_DATA SHOWN_
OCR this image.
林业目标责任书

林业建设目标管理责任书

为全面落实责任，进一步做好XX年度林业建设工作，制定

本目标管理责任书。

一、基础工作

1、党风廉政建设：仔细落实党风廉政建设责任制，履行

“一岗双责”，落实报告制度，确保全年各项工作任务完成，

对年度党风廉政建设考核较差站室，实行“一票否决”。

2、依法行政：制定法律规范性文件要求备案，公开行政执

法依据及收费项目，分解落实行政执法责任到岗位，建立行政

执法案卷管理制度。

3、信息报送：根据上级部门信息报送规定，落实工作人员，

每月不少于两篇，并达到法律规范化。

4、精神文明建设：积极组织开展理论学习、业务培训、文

_GIVEN PROBLEM_
Print the whole listing exactly as it is.

_ANSWER TO THIS EXERCISE_
OCR this image.
林业目标责任书

林业建设目标管理责任书

为全面落实责任，进一步做好XX年度林业建设工作，制定

本目标管理责任书。

一、基础工作

1、党风廉政建设：仔细落实党风廉政建设责任制，履行

“一岗双责”，落实报告制度，确保全年各项工作任务完成，

对年度党风廉政建设考核较差站室，实行“一票否决”。

2、依法行政：制定法律规范性文件要求备案，公开行政执

法依据及收费项目，分解落实行政执法责任到岗位，建立行政

执法案卷管理制度。

3、信息报送：根据上级部门信息报送规定，落实工作人员，

每月不少于两篇，并达到法律规范化。

4、精神文明建设：积极组织开展理论学习、业务培训、文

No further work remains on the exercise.